Your objective: Reproduce the entries word for word, and omit any picture you find in them.

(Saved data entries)
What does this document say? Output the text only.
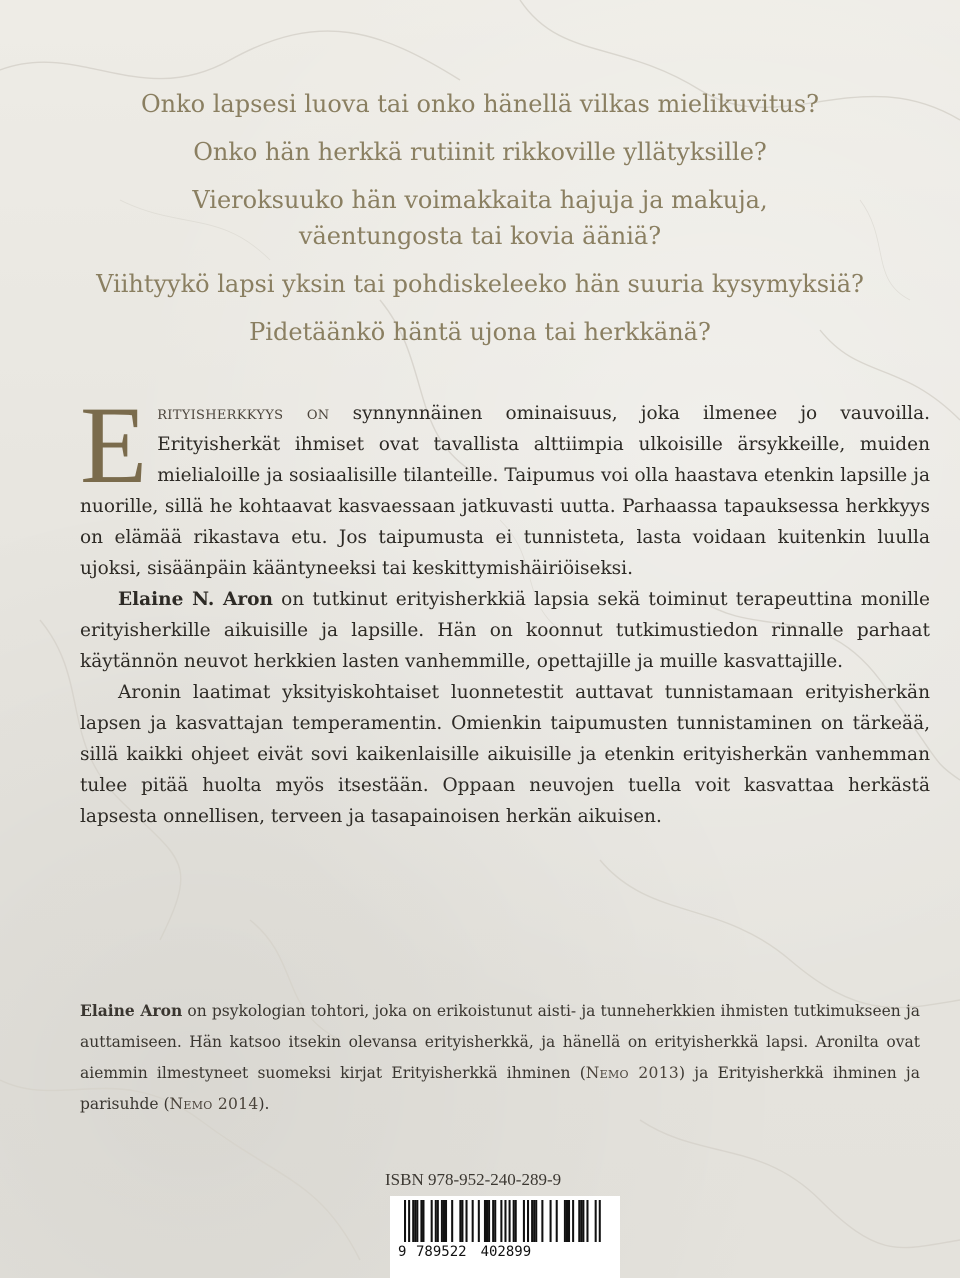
Onko lapsesi luova tai onko hänellä vilkas mielikuvitus?
Onko hän herkkä rutiinit rikkoville yllätyksille?
Vieroksuuko hän voimakkaita hajuja ja makuja,
väentungosta tai kovia ääniä?
Viihtyykö lapsi yksin tai pohdiskeleeko hän suuria kysymyksiä?
Pidetäänkö häntä ujona tai herkkänä?

Erityisherkkyys on synnynnäinen ominaisuus, joka ilmenee jo vauvoilla. Erityisherkät ihmiset ovat tavallista alttiimpia ulkoisille ärsykkeille, muiden mielialoille ja sosiaalisille tilanteille. Taipumus voi olla haastava etenkin lapsille ja nuorille, sillä he kohtaavat kasvaessaan jatkuvasti uutta. Parhaassa tapauksessa herkkyys on elämää rikastava etu. Jos taipumusta ei tunnisteta, lasta voidaan kuitenkin luulla ujoksi, sisäänpäin kääntyneeksi tai keskittymishäiriöiseksi.

Elaine N. Aron on tutkinut erityisherkkiä lapsia sekä toiminut terapeuttina monille erityisherkille aikuisille ja lapsille. Hän on koonnut tutkimustiedon rinnalle parhaat käytännön neuvot herkkien lasten vanhemmille, opettajille ja muille kasvattajille.

Aronin laatimat yksityiskohtaiset luonnetestit auttavat tunnistamaan erityisherkän lapsen ja kasvattajan temperamentin. Omienkin taipumusten tunnistaminen on tärkeää, sillä kaikki ohjeet eivät sovi kaikenlaisille aikuisille ja etenkin erityisherkän vanhemman tulee pitää huolta myös itsestään. Oppaan neuvojen tuella voit kasvattaa herkästä lapsesta onnellisen, terveen ja tasapainoisen herkän aikuisen.

Elaine Aron on psykologian tohtori, joka on erikoistunut aisti- ja tunneherkkien ihmisten tutkimukseen ja auttamiseen. Hän katsoo itsekin olevansa erityisherkkä, ja hänellä on erityisherkkä lapsi. Aronilta ovat aiemmin ilmestyneet suomeksi kirjat Erityisherkkä ihminen (Nemo 2013) ja Erityisherkkä ihminen ja parisuhde (Nemo 2014).
ISBN 978-952-240-289-9
9 789522 402899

Task response:
What does this document say? Output the text only.
Onko lapsesi luova tai onko hänellä vilkas mielikuvitus?
Onko hän herkkä rutiinit rikkoville yllätyksille?
Vieroksuuko hän voimakkaita hajuja ja makuja,
väentungosta tai kovia ääniä?
Viihtyykö lapsi yksin tai pohdiskeleeko hän suuria kysymyksiä?
Pidetäänkö häntä ujona tai herkkänä?

Erityisherkkyys on synnynnäinen ominaisuus, joka ilmenee jo vauvoilla. Erityisherkät ihmiset ovat tavallista alttiimpia ulkoisille ärsykkeille, muiden mielialoille ja sosiaalisille tilanteille. Taipumus voi olla haastava etenkin lapsille ja nuorille, sillä he kohtaavat kasvaessaan jatkuvasti uutta. Parhaassa tapauksessa herkkyys on elämää rikastava etu. Jos taipumusta ei tunnisteta, lasta voidaan kuitenkin luulla ujoksi, sisäänpäin kääntyneeksi tai keskittymishäiriöiseksi.

Elaine N. Aron on tutkinut erityisherkkiä lapsia sekä toiminut terapeuttina monille erityisherkille aikuisille ja lapsille. Hän on koonnut tutkimustiedon rinnalle parhaat käytännön neuvot herkkien lasten vanhemmille, opettajille ja muille kasvattajille.

Aronin laatimat yksityiskohtaiset luonnetestit auttavat tunnistamaan erityisherkän lapsen ja kasvattajan temperamentin. Omienkin taipumusten tunnistaminen on tärkeää, sillä kaikki ohjeet eivät sovi kaikenlaisille aikuisille ja etenkin erityisherkän vanhemman tulee pitää huolta myös itsestään. Oppaan neuvojen tuella voit kasvattaa herkästä lapsesta onnellisen, terveen ja tasapainoisen herkän aikuisen.

Elaine Aron on psykologian tohtori, joka on erikoistunut aisti- ja tunneherkkien ihmisten tutkimukseen ja auttamiseen. Hän katsoo itsekin olevansa erityisherkkä, ja hänellä on erityisherkkä lapsi. Aronilta ovat aiemmin ilmestyneet suomeksi kirjat Erityisherkkä ihminen (Nemo 2013) ja Erityisherkkä ihminen ja parisuhde (Nemo 2014).
ISBN 978-952-240-289-9
9 789522 402899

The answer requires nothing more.